> _Requirements_
a) In the research statements, what kind of work is the focus of Robert Hewitt's dissertation research?
b) From the research statements, output the passage from "Nan Ma Hartman" up to and including "and Kyokutei Bakin.", word for word.

> _Source excerpt_
+---+
Jennifer Guest My interests center on questions of cross-cultural and cross-linguistic interaction, particularly the reception of Chinese texts and Chinese knowledge in Heian and Kamakura Japan; I am interested in the perspectives on China and the Chinese language that emerge from a range of premodern texts, especially wakan texts that make creative use of multiple literary styles. I am planning a dissertation project that will examine the cultural and literary impact of introductory kanbun primers in early Japan -- the ways in which these beginning textbooks mediate the reception of Chinese cultural material, and the implications of this process for the relationship between wa- and kan-style elements in early Japanese society.

Nan Ma Hartman My research interests are cross-cultural comparison of classical Chinese and Japanese texts, intertextuality, Japanese reception and canonization of Chinese texts, the influence of Six Dynasties and Tang poetry (such as Bo Juyi) on Heian literature, and the impact of Ming-Qing vernacular fiction and criticism on 19th century Japanese prose literature.

Robert Hewitt My dissertation research revolves around the late yomi-hon; historical novels from the late 18th and early 19th centuries. I am particularly interested in the function of didacticism and allegorical composition, the role of government censorship, and influence of Chinese vernacular fiction in works by such authors as Ueda Akinari, Takebe Ayatari, Santō Kyōden, and Kyokutei Bakin.
+---+
> _Dataset excerpt_

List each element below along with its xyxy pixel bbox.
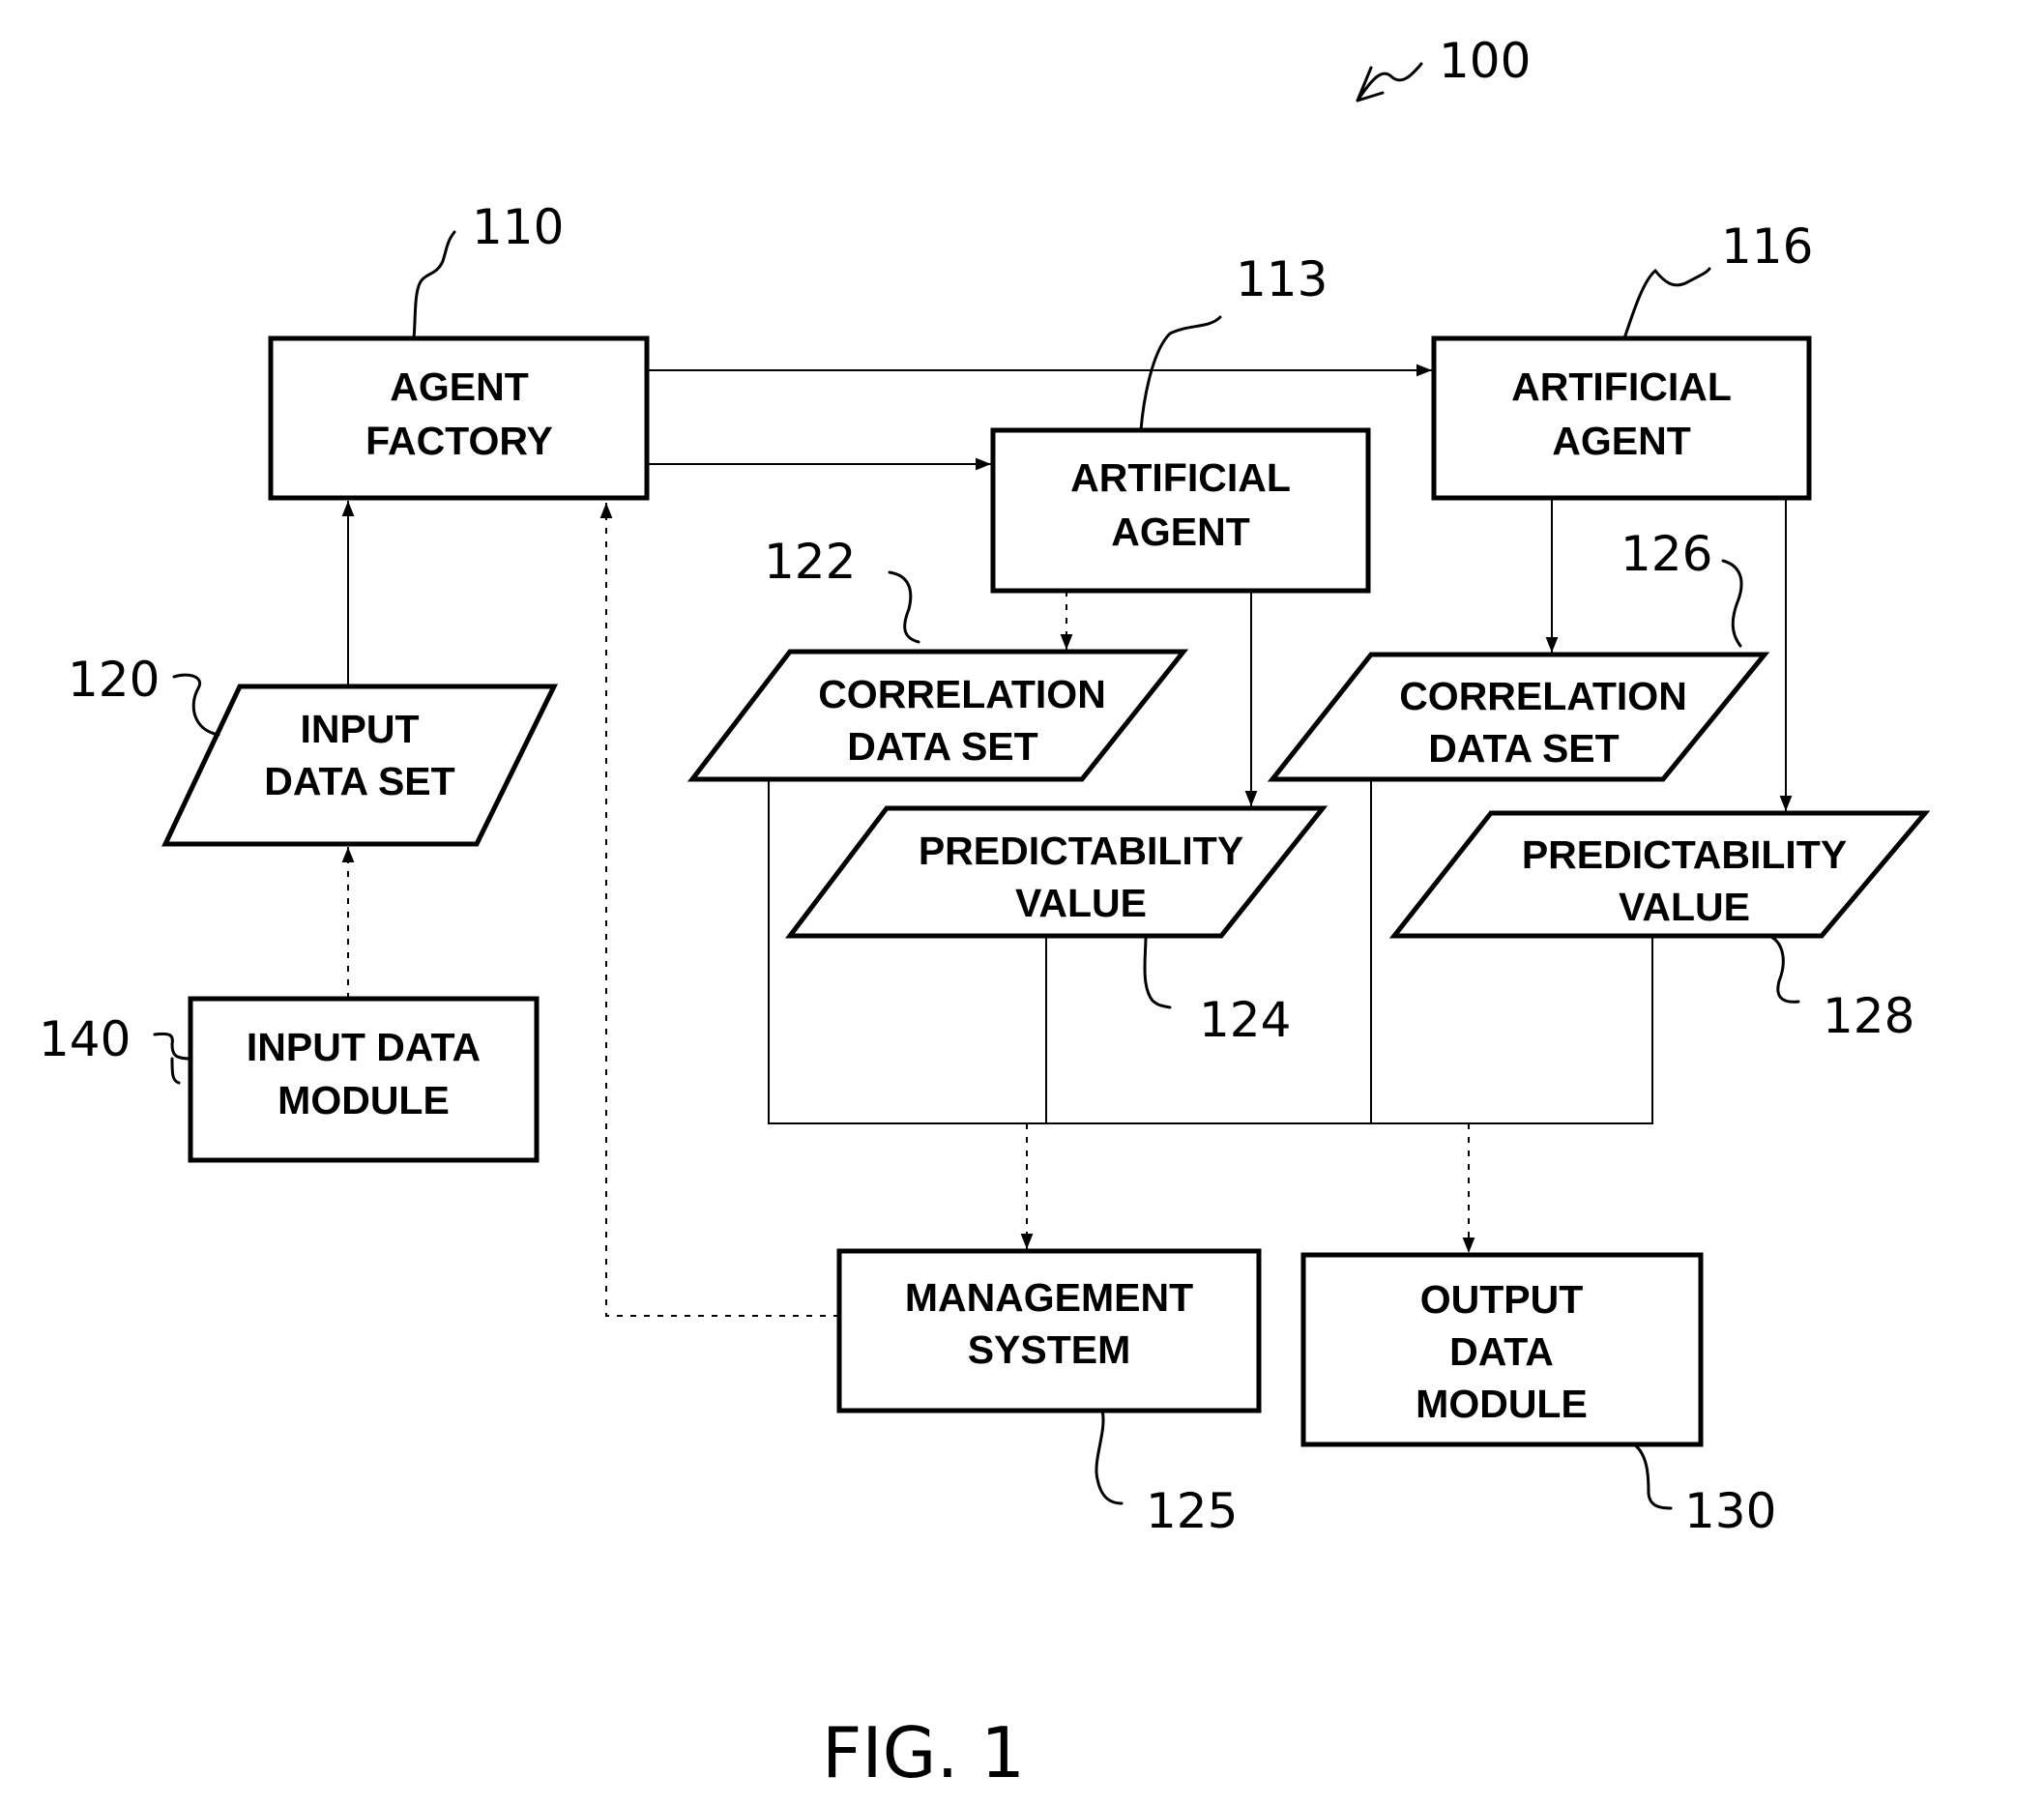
+---+
> _Answers for the tasks_
a) The late yomi-hon: historical novels from the late 18th and early 19th centuries.

b)
Nan Ma Hartman My research interests are cross-cultural comparison of classical Chinese and Japanese texts, intertextuality, Japanese reception and canonization of Chinese texts, the influence of Six Dynasties and Tang poetry (such as Bo Juyi) on Heian literature, and the impact of Ming-Qing vernacular fiction and criticism on 19th century Japanese prose literature.

Robert Hewitt My dissertation research revolves around the late yomi-hon; historical novels from the late 18th and early 19th centuries. I am particularly interested in the function of didacticism and allegorical composition, the role of government censorship, and influence of Chinese vernacular fiction in works by such authors as Ueda Akinari, Takebe Ayatari, Santō Kyōden, and Kyokutei Bakin.